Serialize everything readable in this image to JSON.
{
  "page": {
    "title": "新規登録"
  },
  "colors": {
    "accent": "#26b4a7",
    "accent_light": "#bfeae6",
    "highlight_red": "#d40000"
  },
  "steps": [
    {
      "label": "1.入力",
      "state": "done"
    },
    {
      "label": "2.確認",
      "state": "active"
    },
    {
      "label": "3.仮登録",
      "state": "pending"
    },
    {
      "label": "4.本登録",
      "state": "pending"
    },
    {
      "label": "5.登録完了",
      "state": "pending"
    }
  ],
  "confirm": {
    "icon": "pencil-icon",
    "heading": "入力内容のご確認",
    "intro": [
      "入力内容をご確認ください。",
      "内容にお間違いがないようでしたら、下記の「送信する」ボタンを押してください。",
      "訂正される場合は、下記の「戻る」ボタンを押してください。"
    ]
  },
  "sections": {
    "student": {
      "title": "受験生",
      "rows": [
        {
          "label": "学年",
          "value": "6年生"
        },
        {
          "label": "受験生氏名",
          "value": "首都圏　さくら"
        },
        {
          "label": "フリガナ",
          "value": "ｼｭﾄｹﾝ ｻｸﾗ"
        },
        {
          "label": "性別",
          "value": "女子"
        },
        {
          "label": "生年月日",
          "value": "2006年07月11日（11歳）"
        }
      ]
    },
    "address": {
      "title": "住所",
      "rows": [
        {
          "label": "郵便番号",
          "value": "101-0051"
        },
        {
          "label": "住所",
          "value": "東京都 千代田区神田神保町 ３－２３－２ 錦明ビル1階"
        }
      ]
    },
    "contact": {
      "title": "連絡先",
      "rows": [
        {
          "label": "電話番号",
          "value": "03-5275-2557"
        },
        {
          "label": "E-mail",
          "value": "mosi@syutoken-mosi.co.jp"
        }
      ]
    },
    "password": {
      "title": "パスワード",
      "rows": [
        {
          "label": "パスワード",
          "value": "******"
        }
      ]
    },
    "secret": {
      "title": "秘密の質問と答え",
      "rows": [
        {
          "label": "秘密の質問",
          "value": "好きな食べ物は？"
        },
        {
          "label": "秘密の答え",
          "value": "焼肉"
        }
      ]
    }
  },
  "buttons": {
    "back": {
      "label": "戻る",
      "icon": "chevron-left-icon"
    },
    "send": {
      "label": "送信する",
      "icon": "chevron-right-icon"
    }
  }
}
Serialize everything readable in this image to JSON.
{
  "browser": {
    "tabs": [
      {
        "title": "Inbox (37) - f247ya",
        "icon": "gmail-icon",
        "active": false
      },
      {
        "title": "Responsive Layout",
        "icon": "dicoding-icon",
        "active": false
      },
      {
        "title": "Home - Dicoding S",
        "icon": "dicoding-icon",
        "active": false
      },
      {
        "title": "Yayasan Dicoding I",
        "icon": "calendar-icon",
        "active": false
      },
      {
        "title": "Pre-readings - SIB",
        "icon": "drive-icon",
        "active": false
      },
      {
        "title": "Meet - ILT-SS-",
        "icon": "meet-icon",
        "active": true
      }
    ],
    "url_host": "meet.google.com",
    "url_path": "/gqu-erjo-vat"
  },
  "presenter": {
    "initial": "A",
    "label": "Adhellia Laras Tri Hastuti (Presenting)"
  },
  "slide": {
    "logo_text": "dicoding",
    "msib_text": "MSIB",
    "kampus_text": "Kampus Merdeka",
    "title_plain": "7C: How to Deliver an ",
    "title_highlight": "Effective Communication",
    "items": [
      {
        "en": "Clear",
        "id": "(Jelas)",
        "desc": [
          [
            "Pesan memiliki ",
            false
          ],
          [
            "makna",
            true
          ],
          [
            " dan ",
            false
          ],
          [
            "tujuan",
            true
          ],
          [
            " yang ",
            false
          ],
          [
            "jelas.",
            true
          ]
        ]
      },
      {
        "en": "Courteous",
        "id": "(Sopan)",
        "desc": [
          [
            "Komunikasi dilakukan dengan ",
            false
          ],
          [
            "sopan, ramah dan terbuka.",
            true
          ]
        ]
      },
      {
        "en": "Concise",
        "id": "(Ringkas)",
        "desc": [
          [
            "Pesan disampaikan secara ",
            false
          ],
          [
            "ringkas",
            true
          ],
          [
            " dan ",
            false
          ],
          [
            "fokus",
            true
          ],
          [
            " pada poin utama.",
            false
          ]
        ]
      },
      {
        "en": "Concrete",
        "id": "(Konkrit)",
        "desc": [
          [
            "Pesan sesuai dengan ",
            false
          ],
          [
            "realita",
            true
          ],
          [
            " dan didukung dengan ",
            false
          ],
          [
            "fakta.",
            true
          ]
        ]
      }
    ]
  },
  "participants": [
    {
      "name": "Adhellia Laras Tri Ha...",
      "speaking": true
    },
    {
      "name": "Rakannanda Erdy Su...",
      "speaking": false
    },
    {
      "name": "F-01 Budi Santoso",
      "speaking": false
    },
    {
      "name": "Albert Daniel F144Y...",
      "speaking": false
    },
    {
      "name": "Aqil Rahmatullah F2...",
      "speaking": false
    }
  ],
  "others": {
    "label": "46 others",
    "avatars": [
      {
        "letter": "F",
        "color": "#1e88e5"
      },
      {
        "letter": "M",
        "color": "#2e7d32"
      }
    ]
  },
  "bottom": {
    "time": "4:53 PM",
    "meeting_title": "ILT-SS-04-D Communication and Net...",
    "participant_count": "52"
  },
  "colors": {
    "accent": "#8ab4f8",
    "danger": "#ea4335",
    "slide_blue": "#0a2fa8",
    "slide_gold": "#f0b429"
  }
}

****

## DIRECTIONS FOR THIS TASK
Pick out each line above that includes "dengan" and show it.

## CORRECT RESULT
            "Komunikasi dilakukan dengan ",
            "Pesan sesuai dengan ",
            " dan didukung dengan ",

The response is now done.